— TO DO —
Count the lines in the listing below that contain the string "section", and reply with the number only.

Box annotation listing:
-- START --
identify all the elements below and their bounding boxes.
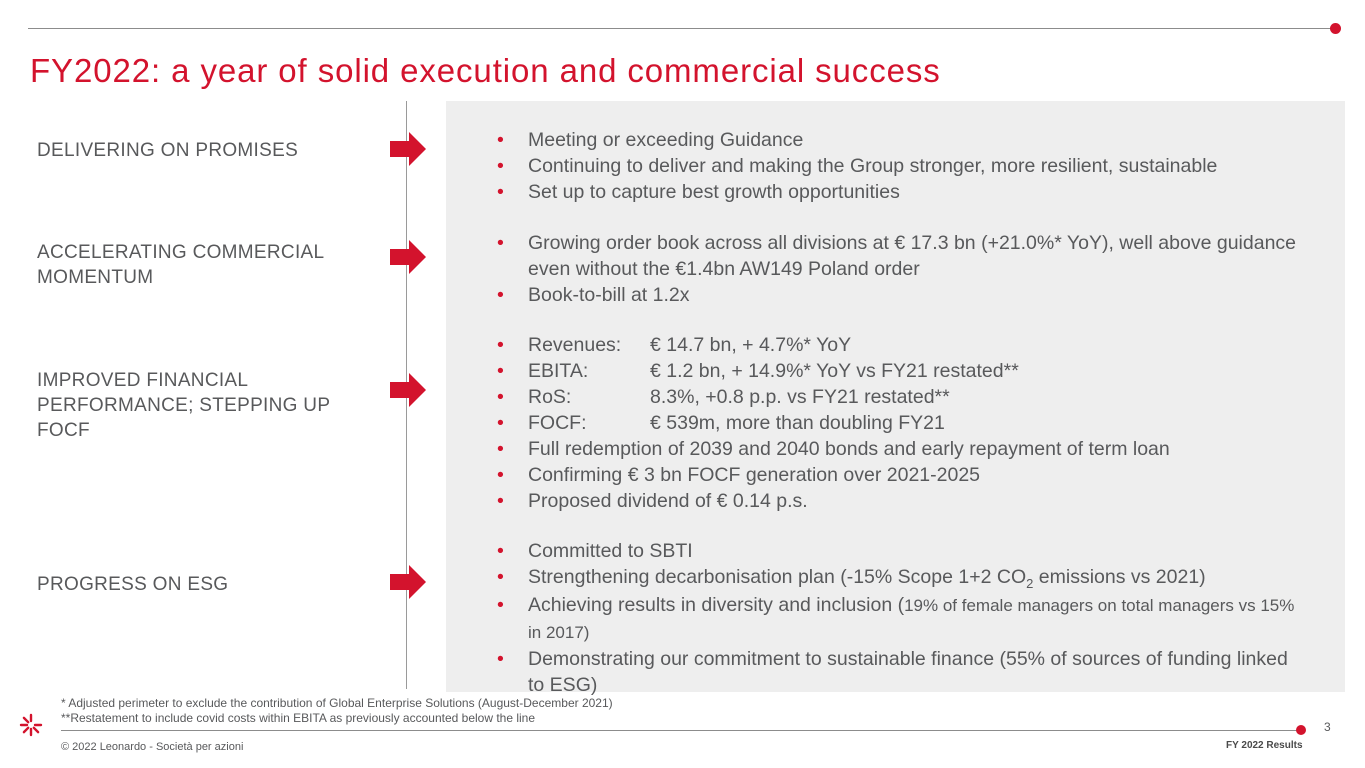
content-panel xyxy=(446,101,1345,692)
metric-item: • Revenues: € 14.7 bn, + 4.7%* YoY xyxy=(497,334,852,356)
esg-bullet-list: • Committed to SBTI • Strengthening decarb… xyxy=(497,538,1307,698)
list-item: • Full redemption of 2039 and 2040 bonds … xyxy=(497,438,1170,460)
promises-bullet-list: • Meeting or exceeding Guidance • Continui… xyxy=(497,127,1327,205)
arrow-right-icon xyxy=(390,373,426,407)
metric-value: 8.3%, +0.8 p.p. vs FY21 restated** xyxy=(650,386,950,408)
page-number: 3 xyxy=(1324,720,1331,734)
bottom-accent-dot xyxy=(1296,725,1306,735)
metric-value: € 14.7 bn, + 4.7%* YoY xyxy=(650,334,852,356)
metric-value: € 1.2 bn, + 14.9%* YoY vs FY21 restated*… xyxy=(650,360,1019,382)
list-item: • Book-to-bill at 1.2x xyxy=(497,284,690,306)
footnote-restatement: **Restatement to include covid costs wit… xyxy=(61,711,536,725)
section-label-esg: PROGRESS ON ESG xyxy=(37,574,229,595)
financial-bullet-list: • Revenues: € 14.7 bn, + 4.7%* YoY • EBITA:… xyxy=(497,332,1327,514)
arrow-right-icon xyxy=(390,240,426,274)
list-item: • Meeting or exceeding Guidance xyxy=(497,129,804,151)
metric-item: • FOCF: € 539m, more than doubling FY21 xyxy=(497,412,945,434)
arrow-right-icon xyxy=(390,132,426,166)
bottom-rule xyxy=(61,730,1297,731)
metric-key: EBITA: xyxy=(528,360,589,382)
top-accent-dot xyxy=(1330,23,1341,34)
section-label-promises: DELIVERING ON PROMISES xyxy=(37,140,299,161)
list-item: • Demonstrating our commitment to sustain… xyxy=(497,648,1288,696)
section-label-financial: IMPROVED FINANCIAL PERFORMANCE; STEPPING… xyxy=(37,370,330,441)
metric-value: € 539m, more than doubling FY21 xyxy=(650,412,945,434)
list-item: • Achieving results in diversity and incl… xyxy=(497,594,1295,642)
list-item: • Growing order book across all divisions… xyxy=(497,232,1297,280)
list-item: • Strengthening decarbonisation plan (-15… xyxy=(497,566,1206,591)
leonardo-logo-icon xyxy=(19,713,43,737)
section-label-commercial: ACCELERATING COMMERCIAL MOMENTUM xyxy=(37,242,324,288)
metric-item: • EBITA: € 1.2 bn, + 14.9%* YoY vs FY21 re… xyxy=(497,360,1019,382)
top-rule xyxy=(28,28,1336,29)
list-item: • Continuing to deliver and making the Gr… xyxy=(497,155,1218,177)
commercial-bullet-list: • Growing order book across all divisions… xyxy=(497,230,1297,308)
arrow-right-icon xyxy=(390,565,426,599)
metric-key: RoS: xyxy=(528,386,572,408)
metric-key: FOCF: xyxy=(528,412,587,434)
list-item: • Committed to SBTI xyxy=(497,540,693,562)
metric-key: Revenues: xyxy=(528,334,622,356)
list-item: • Set up to capture best growth opportuni… xyxy=(497,181,900,203)
slide-title: FY2022: a year of solid execution and co… xyxy=(30,52,941,89)
list-item: • Confirming € 3 bn FOCF generation over … xyxy=(497,464,981,486)
list-item: • Proposed dividend of € 0.14 p.s. xyxy=(497,490,808,512)
copyright: © 2022 Leonardo - Società per azioni xyxy=(61,741,244,753)
footnote-adjusted-perimeter: * Adjusted perimeter to exclude the cont… xyxy=(61,696,613,710)
report-label: FY 2022 Results xyxy=(1226,740,1303,751)
metric-item: • RoS: 8.3%, +0.8 p.p. vs FY21 restated** xyxy=(497,386,950,408)
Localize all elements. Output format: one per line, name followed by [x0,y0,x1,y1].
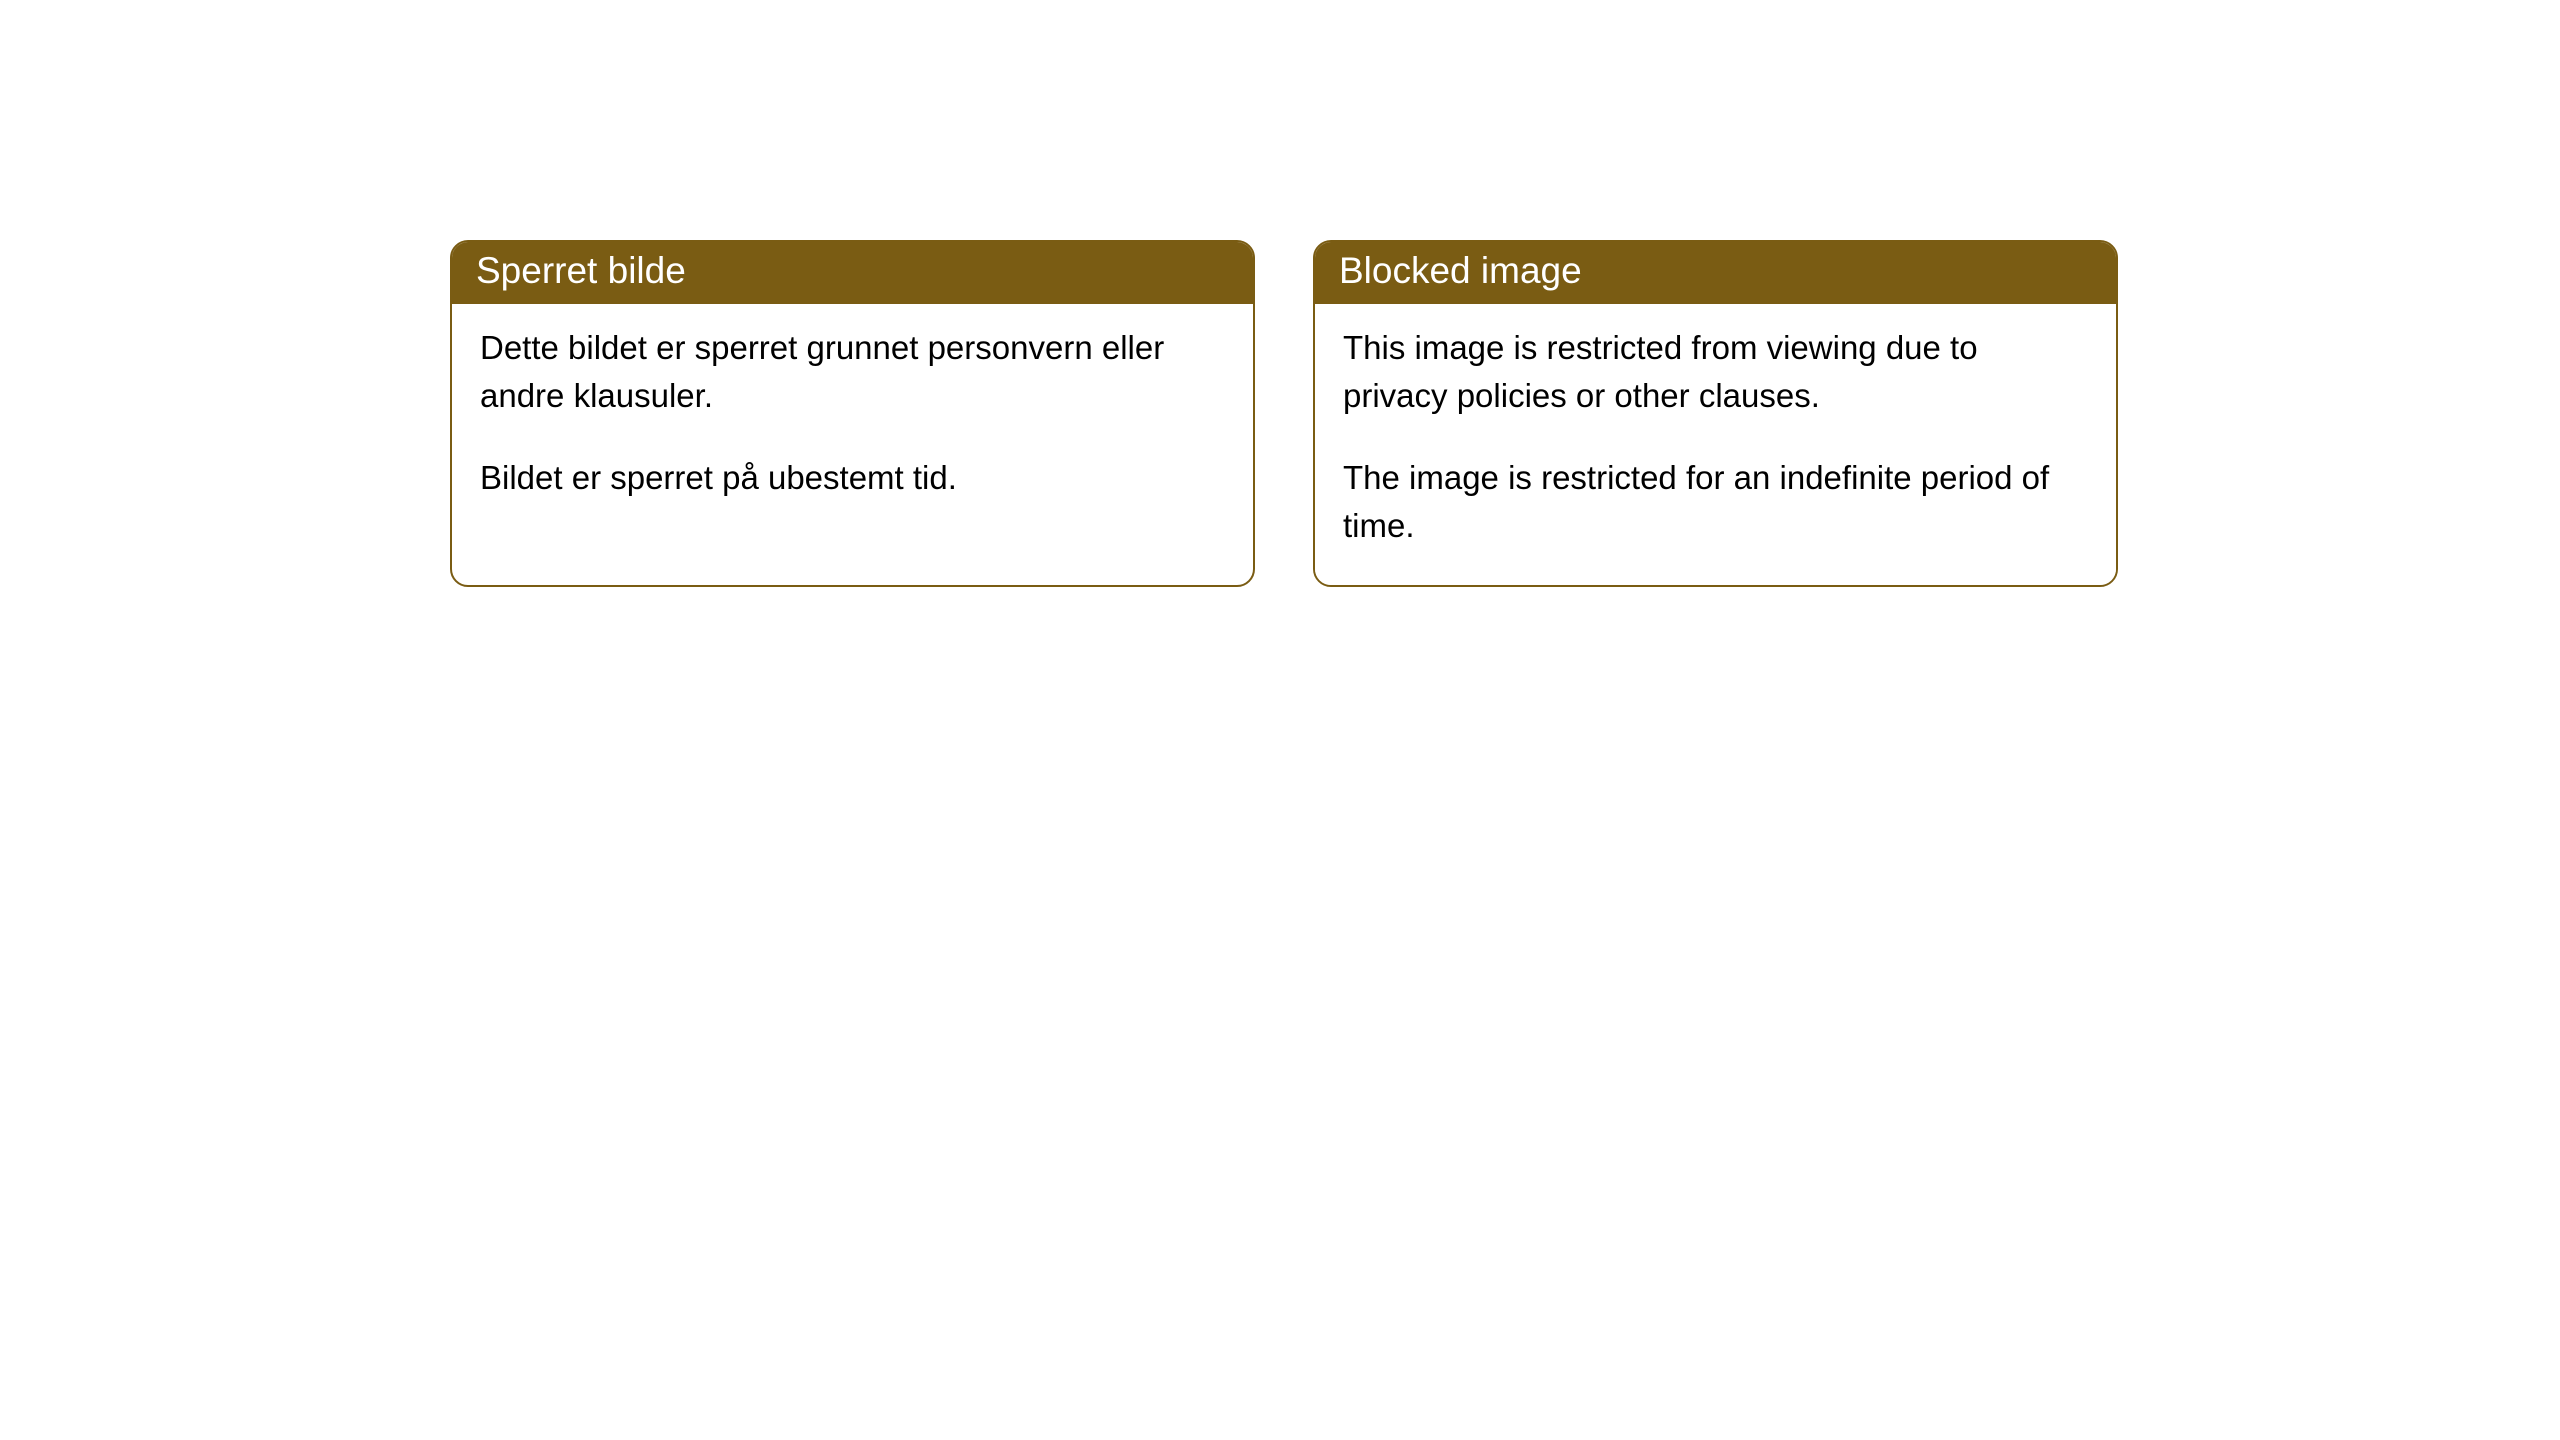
card-body: Dette bildet er sperret grunnet personve… [452,304,1253,538]
card-title: Sperret bilde [452,242,1253,304]
cards-container: Sperret bilde Dette bildet er sperret gr… [0,0,2560,587]
card-paragraph: This image is restricted from viewing du… [1343,324,2088,420]
card-title: Blocked image [1315,242,2116,304]
card-paragraph: Bildet er sperret på ubestemt tid. [480,454,1225,502]
card-body: This image is restricted from viewing du… [1315,304,2116,585]
card-paragraph: The image is restricted for an indefinit… [1343,454,2088,550]
blocked-image-card-english: Blocked image This image is restricted f… [1313,240,2118,587]
card-paragraph: Dette bildet er sperret grunnet personve… [480,324,1225,420]
blocked-image-card-norwegian: Sperret bilde Dette bildet er sperret gr… [450,240,1255,587]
-- END --
— EXPECTED OUTPUT —
4